*What the task asks*
Write out again only the lines between the one with "Give me the JSON representation of this diagram's" and the end of the records below, both ends counted, and don't include the pictures.
****************************************
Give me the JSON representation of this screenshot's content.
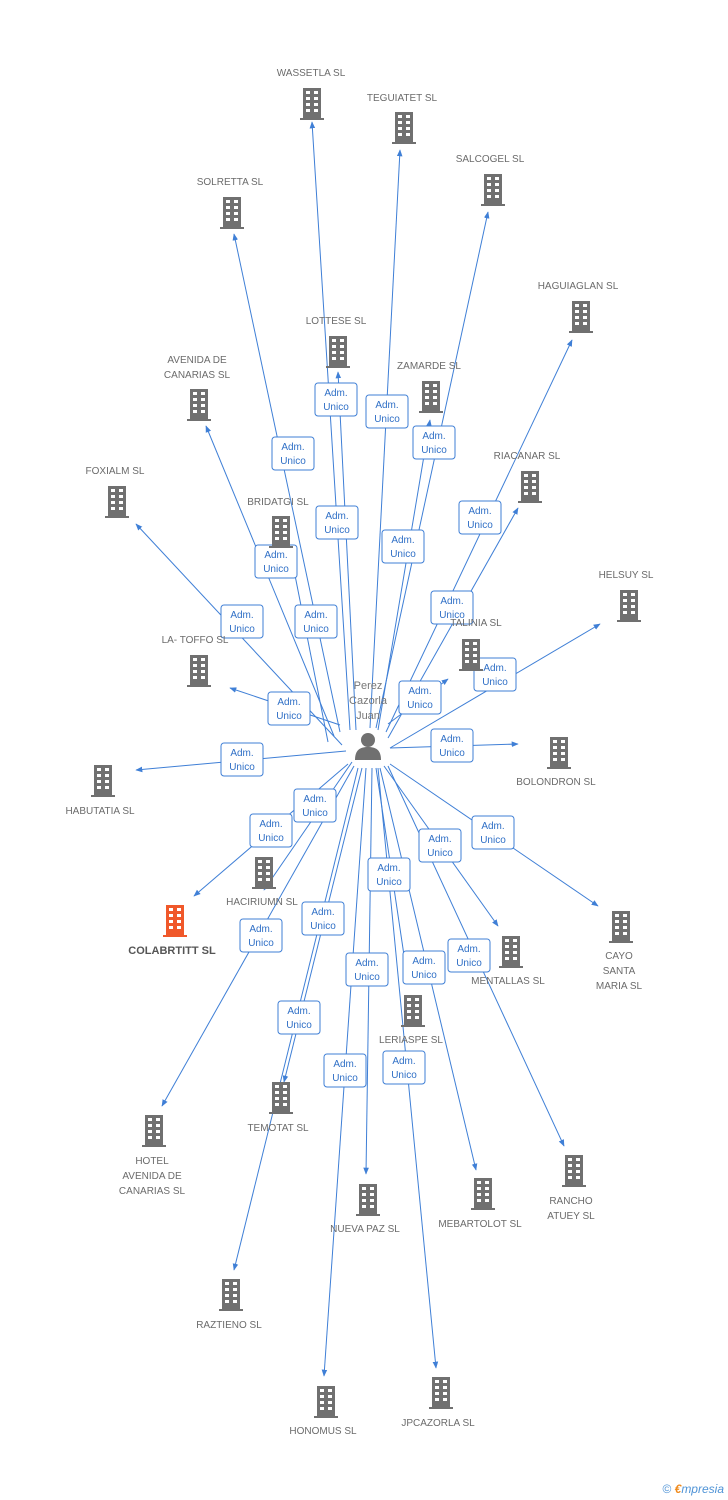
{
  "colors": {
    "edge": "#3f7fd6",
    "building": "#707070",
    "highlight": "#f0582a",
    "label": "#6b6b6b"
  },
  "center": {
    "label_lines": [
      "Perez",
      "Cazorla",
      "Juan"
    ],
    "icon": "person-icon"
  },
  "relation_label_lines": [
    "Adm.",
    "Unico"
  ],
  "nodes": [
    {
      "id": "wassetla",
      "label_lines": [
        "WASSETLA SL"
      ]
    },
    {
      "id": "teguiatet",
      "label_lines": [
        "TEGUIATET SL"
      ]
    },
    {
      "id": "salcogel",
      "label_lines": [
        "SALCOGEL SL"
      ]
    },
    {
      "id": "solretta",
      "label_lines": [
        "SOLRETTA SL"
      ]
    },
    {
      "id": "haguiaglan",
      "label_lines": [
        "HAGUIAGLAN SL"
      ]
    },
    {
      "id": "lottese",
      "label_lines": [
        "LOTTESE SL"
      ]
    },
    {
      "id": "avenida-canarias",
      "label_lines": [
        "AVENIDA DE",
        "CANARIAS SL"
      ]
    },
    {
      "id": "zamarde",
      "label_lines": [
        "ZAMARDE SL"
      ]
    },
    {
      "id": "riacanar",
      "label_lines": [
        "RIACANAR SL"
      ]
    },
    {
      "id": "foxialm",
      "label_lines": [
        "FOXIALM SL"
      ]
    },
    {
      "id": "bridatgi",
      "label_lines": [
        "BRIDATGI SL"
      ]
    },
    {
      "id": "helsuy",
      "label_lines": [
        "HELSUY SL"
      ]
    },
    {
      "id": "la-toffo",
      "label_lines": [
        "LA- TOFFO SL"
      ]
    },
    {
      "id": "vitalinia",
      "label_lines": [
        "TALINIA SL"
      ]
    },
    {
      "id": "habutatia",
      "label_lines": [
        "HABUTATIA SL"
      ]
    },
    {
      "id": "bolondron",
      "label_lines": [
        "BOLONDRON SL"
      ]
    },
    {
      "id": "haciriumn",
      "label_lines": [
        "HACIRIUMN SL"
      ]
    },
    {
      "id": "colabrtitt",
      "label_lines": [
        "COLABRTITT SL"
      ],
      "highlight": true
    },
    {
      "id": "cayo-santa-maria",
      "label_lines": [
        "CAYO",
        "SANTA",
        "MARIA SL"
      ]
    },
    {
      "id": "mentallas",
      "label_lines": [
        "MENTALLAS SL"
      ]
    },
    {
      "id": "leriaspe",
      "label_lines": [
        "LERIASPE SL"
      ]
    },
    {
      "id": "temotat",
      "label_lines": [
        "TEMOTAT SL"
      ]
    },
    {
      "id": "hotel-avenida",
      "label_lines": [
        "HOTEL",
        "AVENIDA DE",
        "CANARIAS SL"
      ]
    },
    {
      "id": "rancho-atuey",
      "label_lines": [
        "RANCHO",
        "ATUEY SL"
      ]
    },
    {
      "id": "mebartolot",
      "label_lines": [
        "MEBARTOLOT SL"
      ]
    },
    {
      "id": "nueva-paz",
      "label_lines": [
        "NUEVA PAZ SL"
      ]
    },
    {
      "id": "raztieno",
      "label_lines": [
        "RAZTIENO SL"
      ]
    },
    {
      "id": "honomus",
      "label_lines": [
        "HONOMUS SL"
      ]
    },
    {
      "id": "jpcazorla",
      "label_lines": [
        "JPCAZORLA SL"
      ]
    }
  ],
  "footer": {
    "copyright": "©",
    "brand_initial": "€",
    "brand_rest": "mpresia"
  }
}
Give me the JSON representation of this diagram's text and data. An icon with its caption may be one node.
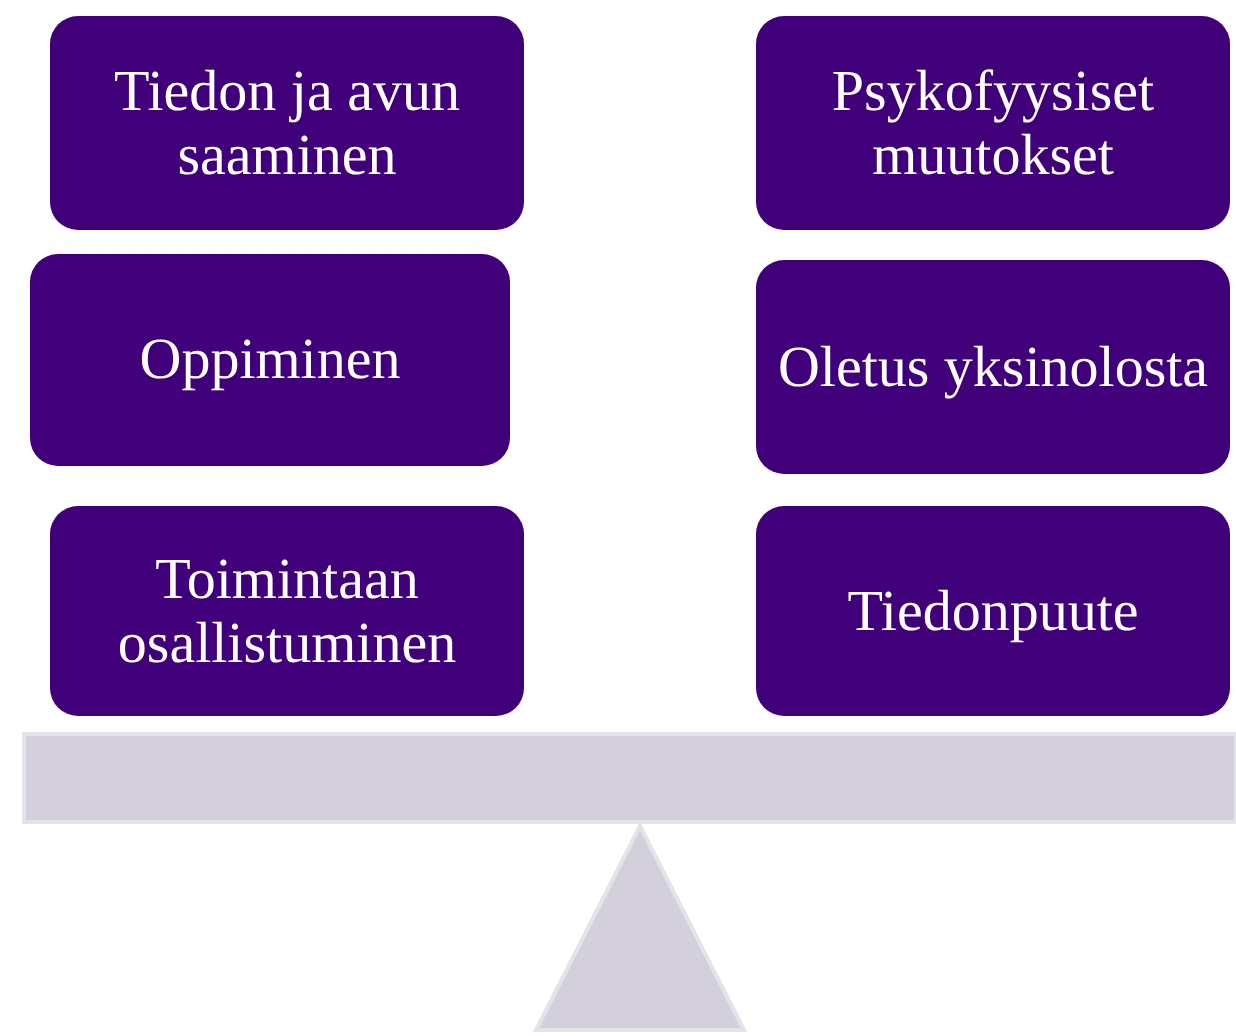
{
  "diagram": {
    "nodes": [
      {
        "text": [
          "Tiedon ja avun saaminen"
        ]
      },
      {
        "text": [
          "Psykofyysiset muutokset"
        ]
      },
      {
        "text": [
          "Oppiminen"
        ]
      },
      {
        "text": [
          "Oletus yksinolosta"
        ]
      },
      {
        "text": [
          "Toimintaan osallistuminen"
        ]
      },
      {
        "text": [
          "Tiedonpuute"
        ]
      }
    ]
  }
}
****************************************
*Task response*
Give me the JSON representation of this diagram's text and data. An icon with its caption may be one node.
{
  "diagram": {
    "nodes": [
      {
        "text": [
          "Tiedon ja avun saaminen"
        ]
      },
      {
        "text": [
          "Psykofyysiset muutokset"
        ]
      },
      {
        "text": [
          "Oppiminen"
        ]
      },
      {
        "text": [
          "Oletus yksinolosta"
        ]
      },
      {
        "text": [
          "Toimintaan osallistuminen"
        ]
      },
      {
        "text": [
          "Tiedonpuute"
        ]
      }
    ]
  }
}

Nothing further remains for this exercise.